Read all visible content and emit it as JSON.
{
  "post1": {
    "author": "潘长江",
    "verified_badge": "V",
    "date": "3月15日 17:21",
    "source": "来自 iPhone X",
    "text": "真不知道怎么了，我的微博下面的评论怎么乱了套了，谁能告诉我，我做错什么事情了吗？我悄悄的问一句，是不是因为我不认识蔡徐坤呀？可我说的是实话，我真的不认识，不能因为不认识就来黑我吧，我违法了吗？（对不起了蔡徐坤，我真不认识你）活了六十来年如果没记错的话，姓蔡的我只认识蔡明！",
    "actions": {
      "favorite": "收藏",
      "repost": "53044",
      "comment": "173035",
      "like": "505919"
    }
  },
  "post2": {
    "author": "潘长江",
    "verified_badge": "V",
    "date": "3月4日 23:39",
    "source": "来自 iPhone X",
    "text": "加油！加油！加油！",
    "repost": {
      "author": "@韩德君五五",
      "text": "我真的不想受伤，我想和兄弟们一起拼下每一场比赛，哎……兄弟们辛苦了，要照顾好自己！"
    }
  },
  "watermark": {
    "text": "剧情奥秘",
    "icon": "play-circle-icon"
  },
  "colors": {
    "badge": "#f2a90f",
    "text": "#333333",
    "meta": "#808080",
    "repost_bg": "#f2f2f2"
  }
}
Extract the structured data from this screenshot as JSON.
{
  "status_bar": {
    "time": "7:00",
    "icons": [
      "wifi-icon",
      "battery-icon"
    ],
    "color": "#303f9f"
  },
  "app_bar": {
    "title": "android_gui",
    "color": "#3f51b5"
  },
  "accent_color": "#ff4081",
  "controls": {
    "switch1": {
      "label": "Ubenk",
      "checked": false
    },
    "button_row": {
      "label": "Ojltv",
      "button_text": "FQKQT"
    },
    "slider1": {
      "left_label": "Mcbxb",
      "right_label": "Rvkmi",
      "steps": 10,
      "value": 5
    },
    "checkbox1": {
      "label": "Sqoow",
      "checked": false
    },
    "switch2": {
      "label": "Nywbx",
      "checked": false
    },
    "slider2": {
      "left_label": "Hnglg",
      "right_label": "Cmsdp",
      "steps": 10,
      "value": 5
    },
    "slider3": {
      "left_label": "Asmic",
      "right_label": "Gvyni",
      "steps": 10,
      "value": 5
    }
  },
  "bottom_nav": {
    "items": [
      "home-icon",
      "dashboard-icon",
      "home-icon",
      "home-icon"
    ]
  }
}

**Problem description**
Nothing may be left out: return each entry exactly as it reads.

**Answer to the task**
Read all visible content and emit it as JSON.
{
  "post1": {
    "author": "潘长江",
    "verified_badge": "V",
    "date": "3月15日 17:21",
    "source": "来自 iPhone X",
    "text": "真不知道怎么了，我的微博下面的评论怎么乱了套了，谁能告诉我，我做错什么事情了吗？我悄悄的问一句，是不是因为我不认识蔡徐坤呀？可我说的是实话，我真的不认识，不能因为不认识就来黑我吧，我违法了吗？（对不起了蔡徐坤，我真不认识你）活了六十来年如果没记错的话，姓蔡的我只认识蔡明！",
    "actions": {
      "favorite": "收藏",
      "repost": "53044",
      "comment": "173035",
      "like": "505919"
    }
  },
  "post2": {
    "author": "潘长江",
    "verified_badge": "V",
    "date": "3月4日 23:39",
    "source": "来自 iPhone X",
    "text": "加油！加油！加油！",
    "repost": {
      "author": "@韩德君五五",
      "text": "我真的不想受伤，我想和兄弟们一起拼下每一场比赛，哎……兄弟们辛苦了，要照顾好自己！"
    }
  },
  "watermark": {
    "text": "剧情奥秘",
    "icon": "play-circle-icon"
  },
  "colors": {
    "badge": "#f2a90f",
    "text": "#333333",
    "meta": "#808080",
    "repost_bg": "#f2f2f2"
  }
}
Extract the structured data from this screenshot as JSON.
{
  "status_bar": {
    "time": "7:00",
    "icons": [
      "wifi-icon",
      "battery-icon"
    ],
    "color": "#303f9f"
  },
  "app_bar": {
    "title": "android_gui",
    "color": "#3f51b5"
  },
  "accent_color": "#ff4081",
  "controls": {
    "switch1": {
      "label": "Ubenk",
      "checked": false
    },
    "button_row": {
      "label": "Ojltv",
      "button_text": "FQKQT"
    },
    "slider1": {
      "left_label": "Mcbxb",
      "right_label": "Rvkmi",
      "steps": 10,
      "value": 5
    },
    "checkbox1": {
      "label": "Sqoow",
      "checked": false
    },
    "switch2": {
      "label": "Nywbx",
      "checked": false
    },
    "slider2": {
      "left_label": "Hnglg",
      "right_label": "Cmsdp",
      "steps": 10,
      "value": 5
    },
    "slider3": {
      "left_label": "Asmic",
      "right_label": "Gvyni",
      "steps": 10,
      "value": 5
    }
  },
  "bottom_nav": {
    "items": [
      "home-icon",
      "dashboard-icon",
      "home-icon",
      "home-icon"
    ]
  }
}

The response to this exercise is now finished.